• **Exercise details**
Below is a listing to transcribe in full and exactly; keep the pictures out.

────────────────────

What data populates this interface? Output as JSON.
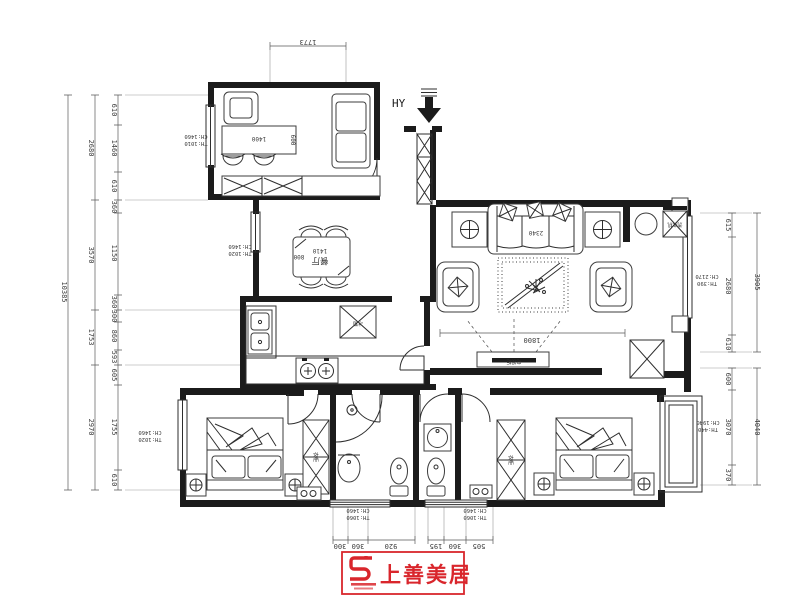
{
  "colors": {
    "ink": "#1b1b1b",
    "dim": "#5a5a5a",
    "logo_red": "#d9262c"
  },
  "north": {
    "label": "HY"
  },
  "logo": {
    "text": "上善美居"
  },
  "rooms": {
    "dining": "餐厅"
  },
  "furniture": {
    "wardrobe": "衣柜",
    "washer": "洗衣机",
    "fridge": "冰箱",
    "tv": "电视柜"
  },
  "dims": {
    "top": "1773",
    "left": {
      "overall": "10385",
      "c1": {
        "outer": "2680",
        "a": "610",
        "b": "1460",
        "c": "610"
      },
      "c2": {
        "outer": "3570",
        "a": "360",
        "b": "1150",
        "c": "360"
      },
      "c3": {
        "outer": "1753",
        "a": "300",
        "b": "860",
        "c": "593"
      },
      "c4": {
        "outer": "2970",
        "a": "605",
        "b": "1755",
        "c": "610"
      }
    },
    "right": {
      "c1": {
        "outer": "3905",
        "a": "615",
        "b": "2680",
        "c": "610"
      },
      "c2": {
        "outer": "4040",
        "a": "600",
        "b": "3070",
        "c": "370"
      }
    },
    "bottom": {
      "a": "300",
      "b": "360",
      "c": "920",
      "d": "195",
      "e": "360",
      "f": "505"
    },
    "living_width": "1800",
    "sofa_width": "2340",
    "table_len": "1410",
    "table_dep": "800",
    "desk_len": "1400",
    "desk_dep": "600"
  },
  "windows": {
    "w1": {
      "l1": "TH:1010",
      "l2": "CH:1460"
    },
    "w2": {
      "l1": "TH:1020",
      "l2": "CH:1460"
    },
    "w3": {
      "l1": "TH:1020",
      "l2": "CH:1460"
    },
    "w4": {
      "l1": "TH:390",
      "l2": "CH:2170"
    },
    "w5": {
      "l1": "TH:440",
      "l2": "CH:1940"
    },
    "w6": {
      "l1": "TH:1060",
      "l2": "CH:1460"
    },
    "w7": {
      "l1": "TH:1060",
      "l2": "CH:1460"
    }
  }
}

────────────────────

• **Result of this exercise**
What data populates this interface? Output as JSON.
{
  "colors": {
    "ink": "#1b1b1b",
    "dim": "#5a5a5a",
    "logo_red": "#d9262c"
  },
  "north": {
    "label": "HY"
  },
  "logo": {
    "text": "上善美居"
  },
  "rooms": {
    "dining": "餐厅"
  },
  "furniture": {
    "wardrobe": "衣柜",
    "washer": "洗衣机",
    "fridge": "冰箱",
    "tv": "电视柜"
  },
  "dims": {
    "top": "1773",
    "left": {
      "overall": "10385",
      "c1": {
        "outer": "2680",
        "a": "610",
        "b": "1460",
        "c": "610"
      },
      "c2": {
        "outer": "3570",
        "a": "360",
        "b": "1150",
        "c": "360"
      },
      "c3": {
        "outer": "1753",
        "a": "300",
        "b": "860",
        "c": "593"
      },
      "c4": {
        "outer": "2970",
        "a": "605",
        "b": "1755",
        "c": "610"
      }
    },
    "right": {
      "c1": {
        "outer": "3905",
        "a": "615",
        "b": "2680",
        "c": "610"
      },
      "c2": {
        "outer": "4040",
        "a": "600",
        "b": "3070",
        "c": "370"
      }
    },
    "bottom": {
      "a": "300",
      "b": "360",
      "c": "920",
      "d": "195",
      "e": "360",
      "f": "505"
    },
    "living_width": "1800",
    "sofa_width": "2340",
    "table_len": "1410",
    "table_dep": "800",
    "desk_len": "1400",
    "desk_dep": "600"
  },
  "windows": {
    "w1": {
      "l1": "TH:1010",
      "l2": "CH:1460"
    },
    "w2": {
      "l1": "TH:1020",
      "l2": "CH:1460"
    },
    "w3": {
      "l1": "TH:1020",
      "l2": "CH:1460"
    },
    "w4": {
      "l1": "TH:390",
      "l2": "CH:2170"
    },
    "w5": {
      "l1": "TH:440",
      "l2": "CH:1940"
    },
    "w6": {
      "l1": "TH:1060",
      "l2": "CH:1460"
    },
    "w7": {
      "l1": "TH:1060",
      "l2": "CH:1460"
    }
  }
}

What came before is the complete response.